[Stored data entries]
-- Start --
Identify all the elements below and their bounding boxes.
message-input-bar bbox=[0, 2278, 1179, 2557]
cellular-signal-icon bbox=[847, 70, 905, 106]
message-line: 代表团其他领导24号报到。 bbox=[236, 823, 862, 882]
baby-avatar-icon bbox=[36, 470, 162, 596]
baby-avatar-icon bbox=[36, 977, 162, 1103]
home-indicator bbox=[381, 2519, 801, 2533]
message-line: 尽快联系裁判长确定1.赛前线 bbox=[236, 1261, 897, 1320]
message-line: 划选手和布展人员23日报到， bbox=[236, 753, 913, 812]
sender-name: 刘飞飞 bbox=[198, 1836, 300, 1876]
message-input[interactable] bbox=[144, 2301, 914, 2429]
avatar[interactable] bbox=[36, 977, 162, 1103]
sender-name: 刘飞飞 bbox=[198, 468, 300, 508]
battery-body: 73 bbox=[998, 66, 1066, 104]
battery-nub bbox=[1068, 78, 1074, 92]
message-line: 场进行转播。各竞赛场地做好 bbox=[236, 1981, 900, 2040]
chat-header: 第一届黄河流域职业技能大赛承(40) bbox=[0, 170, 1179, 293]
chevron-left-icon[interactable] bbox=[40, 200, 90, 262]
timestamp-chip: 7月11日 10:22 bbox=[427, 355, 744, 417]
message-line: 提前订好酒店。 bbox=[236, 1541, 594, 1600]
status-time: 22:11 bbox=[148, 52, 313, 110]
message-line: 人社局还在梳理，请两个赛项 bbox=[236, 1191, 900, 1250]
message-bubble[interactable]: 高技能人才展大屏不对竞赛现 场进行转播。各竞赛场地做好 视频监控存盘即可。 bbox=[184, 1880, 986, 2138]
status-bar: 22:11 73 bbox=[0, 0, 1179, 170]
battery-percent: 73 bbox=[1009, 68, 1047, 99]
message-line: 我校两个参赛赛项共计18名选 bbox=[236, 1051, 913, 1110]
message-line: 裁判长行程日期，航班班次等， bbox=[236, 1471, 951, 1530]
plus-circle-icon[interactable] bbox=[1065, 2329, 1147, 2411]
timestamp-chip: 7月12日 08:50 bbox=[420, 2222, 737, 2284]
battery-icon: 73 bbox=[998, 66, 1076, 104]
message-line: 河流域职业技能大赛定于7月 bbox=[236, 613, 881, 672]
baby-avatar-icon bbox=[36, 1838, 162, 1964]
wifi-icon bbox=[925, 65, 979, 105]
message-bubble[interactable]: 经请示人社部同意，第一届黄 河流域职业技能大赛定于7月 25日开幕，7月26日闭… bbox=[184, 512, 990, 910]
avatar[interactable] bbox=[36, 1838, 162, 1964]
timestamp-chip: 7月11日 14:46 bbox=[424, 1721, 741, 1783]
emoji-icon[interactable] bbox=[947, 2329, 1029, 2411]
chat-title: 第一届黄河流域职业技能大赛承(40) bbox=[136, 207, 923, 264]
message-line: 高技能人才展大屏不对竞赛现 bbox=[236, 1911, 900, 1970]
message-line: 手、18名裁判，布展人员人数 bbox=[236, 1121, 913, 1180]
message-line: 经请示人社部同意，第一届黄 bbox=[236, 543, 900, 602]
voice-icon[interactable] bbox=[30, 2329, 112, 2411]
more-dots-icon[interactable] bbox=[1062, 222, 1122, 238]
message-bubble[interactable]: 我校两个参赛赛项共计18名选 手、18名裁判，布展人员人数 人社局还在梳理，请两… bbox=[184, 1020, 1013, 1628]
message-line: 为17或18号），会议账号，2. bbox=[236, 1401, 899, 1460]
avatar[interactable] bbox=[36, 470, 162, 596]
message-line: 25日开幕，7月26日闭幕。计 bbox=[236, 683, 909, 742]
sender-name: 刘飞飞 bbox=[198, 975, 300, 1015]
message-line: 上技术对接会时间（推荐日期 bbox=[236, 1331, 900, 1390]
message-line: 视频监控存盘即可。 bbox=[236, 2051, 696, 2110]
-- End --
_What you should do:_
Copy out the records word for word from the start through the line containing "message-line: 划选手和布展人员23日报到， bbox=[236, 753, 913, 812]", including that line.

_Complete answer:_
Identify all the elements below and their bounding boxes.
message-input-bar bbox=[0, 2278, 1179, 2557]
cellular-signal-icon bbox=[847, 70, 905, 106]
message-line: 代表团其他领导24号报到。 bbox=[236, 823, 862, 882]
baby-avatar-icon bbox=[36, 470, 162, 596]
baby-avatar-icon bbox=[36, 977, 162, 1103]
home-indicator bbox=[381, 2519, 801, 2533]
message-line: 尽快联系裁判长确定1.赛前线 bbox=[236, 1261, 897, 1320]
message-line: 划选手和布展人员23日报到， bbox=[236, 753, 913, 812]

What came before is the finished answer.